■ **What is being asked**
Without including the pictures, copy out every line below.

■ **Data for processing**
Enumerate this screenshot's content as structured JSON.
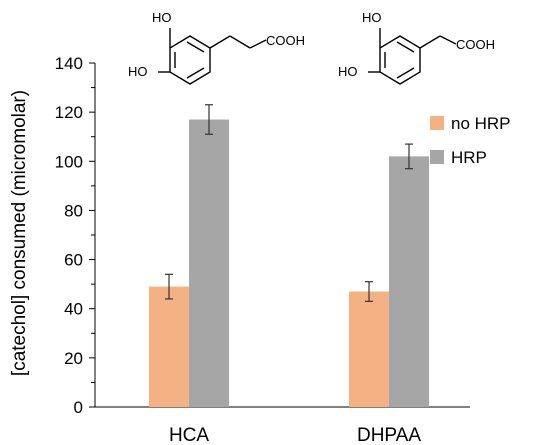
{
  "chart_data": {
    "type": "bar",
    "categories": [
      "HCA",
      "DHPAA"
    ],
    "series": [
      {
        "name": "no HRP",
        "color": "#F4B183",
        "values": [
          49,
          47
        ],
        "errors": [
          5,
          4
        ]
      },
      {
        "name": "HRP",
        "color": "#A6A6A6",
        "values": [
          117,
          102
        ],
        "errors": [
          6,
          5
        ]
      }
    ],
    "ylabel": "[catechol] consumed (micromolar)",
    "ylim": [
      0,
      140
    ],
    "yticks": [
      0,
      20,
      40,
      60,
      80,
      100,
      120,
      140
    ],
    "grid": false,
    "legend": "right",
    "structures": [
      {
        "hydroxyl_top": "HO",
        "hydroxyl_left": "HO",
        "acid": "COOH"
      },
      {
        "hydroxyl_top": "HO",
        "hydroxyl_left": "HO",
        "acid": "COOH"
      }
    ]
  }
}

■ **The result**
Enumerate this screenshot's content as structured JSON.
{
  "chart_data": {
    "type": "bar",
    "categories": [
      "HCA",
      "DHPAA"
    ],
    "series": [
      {
        "name": "no HRP",
        "color": "#F4B183",
        "values": [
          49,
          47
        ],
        "errors": [
          5,
          4
        ]
      },
      {
        "name": "HRP",
        "color": "#A6A6A6",
        "values": [
          117,
          102
        ],
        "errors": [
          6,
          5
        ]
      }
    ],
    "ylabel": "[catechol] consumed (micromolar)",
    "ylim": [
      0,
      140
    ],
    "yticks": [
      0,
      20,
      40,
      60,
      80,
      100,
      120,
      140
    ],
    "grid": false,
    "legend": "right",
    "structures": [
      {
        "hydroxyl_top": "HO",
        "hydroxyl_left": "HO",
        "acid": "COOH"
      },
      {
        "hydroxyl_top": "HO",
        "hydroxyl_left": "HO",
        "acid": "COOH"
      }
    ]
  }
}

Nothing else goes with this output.